- _Set exercise_:
Give the listing below again in full, exactly as written.

## Begin

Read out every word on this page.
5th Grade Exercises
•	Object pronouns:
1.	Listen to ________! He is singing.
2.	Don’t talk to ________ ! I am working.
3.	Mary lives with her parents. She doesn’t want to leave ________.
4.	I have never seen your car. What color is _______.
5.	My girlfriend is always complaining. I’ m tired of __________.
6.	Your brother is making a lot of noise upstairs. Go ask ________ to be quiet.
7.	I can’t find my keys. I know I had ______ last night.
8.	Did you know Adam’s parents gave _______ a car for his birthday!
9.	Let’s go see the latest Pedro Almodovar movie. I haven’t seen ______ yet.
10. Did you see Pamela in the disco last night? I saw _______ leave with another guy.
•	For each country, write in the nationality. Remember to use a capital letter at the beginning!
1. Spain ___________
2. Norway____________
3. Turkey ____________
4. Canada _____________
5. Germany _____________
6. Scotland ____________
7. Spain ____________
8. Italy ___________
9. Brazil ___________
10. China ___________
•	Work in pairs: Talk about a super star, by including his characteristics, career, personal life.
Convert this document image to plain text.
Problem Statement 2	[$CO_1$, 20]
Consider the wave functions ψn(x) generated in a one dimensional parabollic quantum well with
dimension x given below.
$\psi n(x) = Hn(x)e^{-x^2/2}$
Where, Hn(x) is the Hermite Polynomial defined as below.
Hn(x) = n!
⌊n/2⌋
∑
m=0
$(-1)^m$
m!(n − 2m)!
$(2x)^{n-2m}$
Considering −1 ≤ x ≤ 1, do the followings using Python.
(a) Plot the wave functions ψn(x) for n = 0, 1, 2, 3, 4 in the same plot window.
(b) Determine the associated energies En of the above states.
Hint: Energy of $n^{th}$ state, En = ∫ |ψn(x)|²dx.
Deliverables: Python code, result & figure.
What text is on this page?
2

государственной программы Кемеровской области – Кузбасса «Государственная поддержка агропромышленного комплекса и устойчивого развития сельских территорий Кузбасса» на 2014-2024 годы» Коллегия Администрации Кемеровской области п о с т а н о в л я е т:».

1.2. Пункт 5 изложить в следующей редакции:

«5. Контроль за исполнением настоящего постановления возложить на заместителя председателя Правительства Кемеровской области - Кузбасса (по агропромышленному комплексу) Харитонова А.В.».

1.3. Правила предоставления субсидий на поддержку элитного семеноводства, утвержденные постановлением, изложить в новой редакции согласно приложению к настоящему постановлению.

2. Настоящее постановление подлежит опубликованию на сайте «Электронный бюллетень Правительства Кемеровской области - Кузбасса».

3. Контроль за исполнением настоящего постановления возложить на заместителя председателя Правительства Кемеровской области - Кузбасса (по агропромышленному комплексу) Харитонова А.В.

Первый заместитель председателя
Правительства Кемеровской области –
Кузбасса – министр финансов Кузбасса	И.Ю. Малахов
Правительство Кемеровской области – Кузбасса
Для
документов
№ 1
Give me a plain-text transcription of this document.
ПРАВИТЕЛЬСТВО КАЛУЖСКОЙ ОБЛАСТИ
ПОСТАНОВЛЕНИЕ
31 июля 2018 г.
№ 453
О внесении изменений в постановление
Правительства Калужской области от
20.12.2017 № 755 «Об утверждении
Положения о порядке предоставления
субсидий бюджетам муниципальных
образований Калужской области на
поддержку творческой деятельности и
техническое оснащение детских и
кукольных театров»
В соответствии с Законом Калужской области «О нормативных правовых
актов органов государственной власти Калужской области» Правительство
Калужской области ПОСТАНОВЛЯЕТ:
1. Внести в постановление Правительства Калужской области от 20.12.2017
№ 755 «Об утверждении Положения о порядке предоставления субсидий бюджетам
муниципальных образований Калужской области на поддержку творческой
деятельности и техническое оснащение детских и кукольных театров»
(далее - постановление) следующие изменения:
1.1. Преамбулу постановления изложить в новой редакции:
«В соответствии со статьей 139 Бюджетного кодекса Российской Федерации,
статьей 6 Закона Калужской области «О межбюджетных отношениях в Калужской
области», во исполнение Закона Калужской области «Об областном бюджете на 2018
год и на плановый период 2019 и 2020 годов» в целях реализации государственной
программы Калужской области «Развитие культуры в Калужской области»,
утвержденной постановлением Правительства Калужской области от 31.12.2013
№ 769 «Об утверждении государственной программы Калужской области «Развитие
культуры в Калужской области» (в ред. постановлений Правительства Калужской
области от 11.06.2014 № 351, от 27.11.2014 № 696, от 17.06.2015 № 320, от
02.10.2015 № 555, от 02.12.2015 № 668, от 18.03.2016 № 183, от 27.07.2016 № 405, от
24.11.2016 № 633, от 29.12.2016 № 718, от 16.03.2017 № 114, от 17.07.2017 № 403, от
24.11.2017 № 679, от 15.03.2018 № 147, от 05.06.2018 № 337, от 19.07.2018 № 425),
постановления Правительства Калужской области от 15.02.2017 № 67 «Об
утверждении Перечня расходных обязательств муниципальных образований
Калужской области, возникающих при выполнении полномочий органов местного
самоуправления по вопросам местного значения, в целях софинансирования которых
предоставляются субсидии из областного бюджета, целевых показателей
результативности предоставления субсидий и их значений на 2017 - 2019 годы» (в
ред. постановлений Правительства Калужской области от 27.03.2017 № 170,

## End

- _Worked solution_:
Read out every word on this page.
5th Grade Exercises
•	Object pronouns:
1.	Listen to ________! He is singing.
2.	Don’t talk to ________ ! I am working.
3.	Mary lives with her parents. She doesn’t want to leave ________.
4.	I have never seen your car. What color is _______.
5.	My girlfriend is always complaining. I’ m tired of __________.
6.	Your brother is making a lot of noise upstairs. Go ask ________ to be quiet.
7.	I can’t find my keys. I know I had ______ last night.
8.	Did you know Adam’s parents gave _______ a car for his birthday!
9.	Let’s go see the latest Pedro Almodovar movie. I haven’t seen ______ yet.
10. Did you see Pamela in the disco last night? I saw _______ leave with another guy.
•	For each country, write in the nationality. Remember to use a capital letter at the beginning!
1. Spain ___________
2. Norway____________
3. Turkey ____________
4. Canada _____________
5. Germany _____________
6. Scotland ____________
7. Spain ____________
8. Italy ___________
9. Brazil ___________
10. China ___________
•	Work in pairs: Talk about a super star, by including his characteristics, career, personal life.
Convert this document image to plain text.
Problem Statement 2	[$CO_1$, 20]
Consider the wave functions ψn(x) generated in a one dimensional parabollic quantum well with
dimension x given below.
$\psi n(x) = Hn(x)e^{-x^2/2}$
Where, Hn(x) is the Hermite Polynomial defined as below.
Hn(x) = n!
⌊n/2⌋
∑
m=0
$(-1)^m$
m!(n − 2m)!
$(2x)^{n-2m}$
Considering −1 ≤ x ≤ 1, do the followings using Python.
(a) Plot the wave functions ψn(x) for n = 0, 1, 2, 3, 4 in the same plot window.
(b) Determine the associated energies En of the above states.
Hint: Energy of $n^{th}$ state, En = ∫ |ψn(x)|²dx.
Deliverables: Python code, result & figure.
What text is on this page?
2

государственной программы Кемеровской области – Кузбасса «Государственная поддержка агропромышленного комплекса и устойчивого развития сельских территорий Кузбасса» на 2014-2024 годы» Коллегия Администрации Кемеровской области п о с т а н о в л я е т:».

1.2. Пункт 5 изложить в следующей редакции:

«5. Контроль за исполнением настоящего постановления возложить на заместителя председателя Правительства Кемеровской области - Кузбасса (по агропромышленному комплексу) Харитонова А.В.».

1.3. Правила предоставления субсидий на поддержку элитного семеноводства, утвержденные постановлением, изложить в новой редакции согласно приложению к настоящему постановлению.

2. Настоящее постановление подлежит опубликованию на сайте «Электронный бюллетень Правительства Кемеровской области - Кузбасса».

3. Контроль за исполнением настоящего постановления возложить на заместителя председателя Правительства Кемеровской области - Кузбасса (по агропромышленному комплексу) Харитонова А.В.

Первый заместитель председателя
Правительства Кемеровской области –
Кузбасса – министр финансов Кузбасса	И.Ю. Малахов
Правительство Кемеровской области – Кузбасса
Для
документов
№ 1
Give me a plain-text transcription of this document.
ПРАВИТЕЛЬСТВО КАЛУЖСКОЙ ОБЛАСТИ
ПОСТАНОВЛЕНИЕ
31 июля 2018 г.
№ 453
О внесении изменений в постановление
Правительства Калужской области от
20.12.2017 № 755 «Об утверждении
Положения о порядке предоставления
субсидий бюджетам муниципальных
образований Калужской области на
поддержку творческой деятельности и
техническое оснащение детских и
кукольных театров»
В соответствии с Законом Калужской области «О нормативных правовых
актов органов государственной власти Калужской области» Правительство
Калужской области ПОСТАНОВЛЯЕТ:
1. Внести в постановление Правительства Калужской области от 20.12.2017
№ 755 «Об утверждении Положения о порядке предоставления субсидий бюджетам
муниципальных образований Калужской области на поддержку творческой
деятельности и техническое оснащение детских и кукольных театров»
(далее - постановление) следующие изменения:
1.1. Преамбулу постановления изложить в новой редакции:
«В соответствии со статьей 139 Бюджетного кодекса Российской Федерации,
статьей 6 Закона Калужской области «О межбюджетных отношениях в Калужской
области», во исполнение Закона Калужской области «Об областном бюджете на 2018
год и на плановый период 2019 и 2020 годов» в целях реализации государственной
программы Калужской области «Развитие культуры в Калужской области»,
утвержденной постановлением Правительства Калужской области от 31.12.2013
№ 769 «Об утверждении государственной программы Калужской области «Развитие
культуры в Калужской области» (в ред. постановлений Правительства Калужской
области от 11.06.2014 № 351, от 27.11.2014 № 696, от 17.06.2015 № 320, от
02.10.2015 № 555, от 02.12.2015 № 668, от 18.03.2016 № 183, от 27.07.2016 № 405, от
24.11.2016 № 633, от 29.12.2016 № 718, от 16.03.2017 № 114, от 17.07.2017 № 403, от
24.11.2017 № 679, от 15.03.2018 № 147, от 05.06.2018 № 337, от 19.07.2018 № 425),
постановления Правительства Калужской области от 15.02.2017 № 67 «Об
утверждении Перечня расходных обязательств муниципальных образований
Калужской области, возникающих при выполнении полномочий органов местного
самоуправления по вопросам местного значения, в целях софинансирования которых
предоставляются субсидии из областного бюджета, целевых показателей
результативности предоставления субсидий и их значений на 2017 - 2019 годы» (в
ред. постановлений Правительства Калужской области от 27.03.2017 № 170,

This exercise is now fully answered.